**What to work on**:
Will you give every entry again exactly as it stands?

**Listed entries**:
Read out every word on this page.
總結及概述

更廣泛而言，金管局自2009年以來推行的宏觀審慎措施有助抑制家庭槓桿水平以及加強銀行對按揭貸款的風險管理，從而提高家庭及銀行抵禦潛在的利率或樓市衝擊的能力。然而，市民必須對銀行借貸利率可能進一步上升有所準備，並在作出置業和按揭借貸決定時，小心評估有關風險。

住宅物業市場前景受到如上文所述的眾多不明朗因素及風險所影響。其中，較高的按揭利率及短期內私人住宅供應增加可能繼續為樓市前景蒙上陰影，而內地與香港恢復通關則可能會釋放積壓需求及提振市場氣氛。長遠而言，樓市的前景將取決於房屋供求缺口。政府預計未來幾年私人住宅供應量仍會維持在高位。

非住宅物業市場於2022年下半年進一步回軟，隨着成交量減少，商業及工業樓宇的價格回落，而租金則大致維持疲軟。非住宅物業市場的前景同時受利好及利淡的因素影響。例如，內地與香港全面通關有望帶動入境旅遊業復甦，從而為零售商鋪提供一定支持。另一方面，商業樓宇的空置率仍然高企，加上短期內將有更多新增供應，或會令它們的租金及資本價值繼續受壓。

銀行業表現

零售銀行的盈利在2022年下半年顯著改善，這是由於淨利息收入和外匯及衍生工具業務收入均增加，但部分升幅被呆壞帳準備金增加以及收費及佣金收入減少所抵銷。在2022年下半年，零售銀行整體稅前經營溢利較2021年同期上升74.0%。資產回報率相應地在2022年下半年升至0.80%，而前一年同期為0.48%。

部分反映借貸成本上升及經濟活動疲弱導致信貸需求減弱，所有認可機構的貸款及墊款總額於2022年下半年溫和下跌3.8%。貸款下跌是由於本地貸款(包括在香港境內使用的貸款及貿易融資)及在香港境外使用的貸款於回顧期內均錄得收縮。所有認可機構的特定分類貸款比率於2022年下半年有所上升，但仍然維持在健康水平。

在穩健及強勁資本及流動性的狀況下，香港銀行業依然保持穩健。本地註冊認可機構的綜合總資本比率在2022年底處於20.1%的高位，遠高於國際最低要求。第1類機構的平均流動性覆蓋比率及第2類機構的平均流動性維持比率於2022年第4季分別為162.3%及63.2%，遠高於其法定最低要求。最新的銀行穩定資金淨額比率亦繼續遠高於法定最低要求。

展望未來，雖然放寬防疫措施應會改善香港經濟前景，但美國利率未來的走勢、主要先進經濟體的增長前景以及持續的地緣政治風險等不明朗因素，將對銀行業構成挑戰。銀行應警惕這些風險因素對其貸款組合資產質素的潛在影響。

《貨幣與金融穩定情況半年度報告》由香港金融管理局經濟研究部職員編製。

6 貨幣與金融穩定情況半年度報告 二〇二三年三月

**Correct response**:
Read out every word on this page.
總結及概述

更廣泛而言，金管局自2009年以來推行的宏觀審慎措施有助抑制家庭槓桿水平以及加強銀行對按揭貸款的風險管理，從而提高家庭及銀行抵禦潛在的利率或樓市衝擊的能力。然而，市民必須對銀行借貸利率可能進一步上升有所準備，並在作出置業和按揭借貸決定時，小心評估有關風險。

住宅物業市場前景受到如上文所述的眾多不明朗因素及風險所影響。其中，較高的按揭利率及短期內私人住宅供應增加可能繼續為樓市前景蒙上陰影，而內地與香港恢復通關則可能會釋放積壓需求及提振市場氣氛。長遠而言，樓市的前景將取決於房屋供求缺口。政府預計未來幾年私人住宅供應量仍會維持在高位。

非住宅物業市場於2022年下半年進一步回軟，隨着成交量減少，商業及工業樓宇的價格回落，而租金則大致維持疲軟。非住宅物業市場的前景同時受利好及利淡的因素影響。例如，內地與香港全面通關有望帶動入境旅遊業復甦，從而為零售商鋪提供一定支持。另一方面，商業樓宇的空置率仍然高企，加上短期內將有更多新增供應，或會令它們的租金及資本價值繼續受壓。

銀行業表現

零售銀行的盈利在2022年下半年顯著改善，這是由於淨利息收入和外匯及衍生工具業務收入均增加，但部分升幅被呆壞帳準備金增加以及收費及佣金收入減少所抵銷。在2022年下半年，零售銀行整體稅前經營溢利較2021年同期上升74.0%。資產回報率相應地在2022年下半年升至0.80%，而前一年同期為0.48%。

部分反映借貸成本上升及經濟活動疲弱導致信貸需求減弱，所有認可機構的貸款及墊款總額於2022年下半年溫和下跌3.8%。貸款下跌是由於本地貸款(包括在香港境內使用的貸款及貿易融資)及在香港境外使用的貸款於回顧期內均錄得收縮。所有認可機構的特定分類貸款比率於2022年下半年有所上升，但仍然維持在健康水平。

在穩健及強勁資本及流動性的狀況下，香港銀行業依然保持穩健。本地註冊認可機構的綜合總資本比率在2022年底處於20.1%的高位，遠高於國際最低要求。第1類機構的平均流動性覆蓋比率及第2類機構的平均流動性維持比率於2022年第4季分別為162.3%及63.2%，遠高於其法定最低要求。最新的銀行穩定資金淨額比率亦繼續遠高於法定最低要求。

展望未來，雖然放寬防疫措施應會改善香港經濟前景，但美國利率未來的走勢、主要先進經濟體的增長前景以及持續的地緣政治風險等不明朗因素，將對銀行業構成挑戰。銀行應警惕這些風險因素對其貸款組合資產質素的潛在影響。

《貨幣與金融穩定情況半年度報告》由香港金融管理局經濟研究部職員編製。

6 貨幣與金融穩定情況半年度報告 二〇二三年三月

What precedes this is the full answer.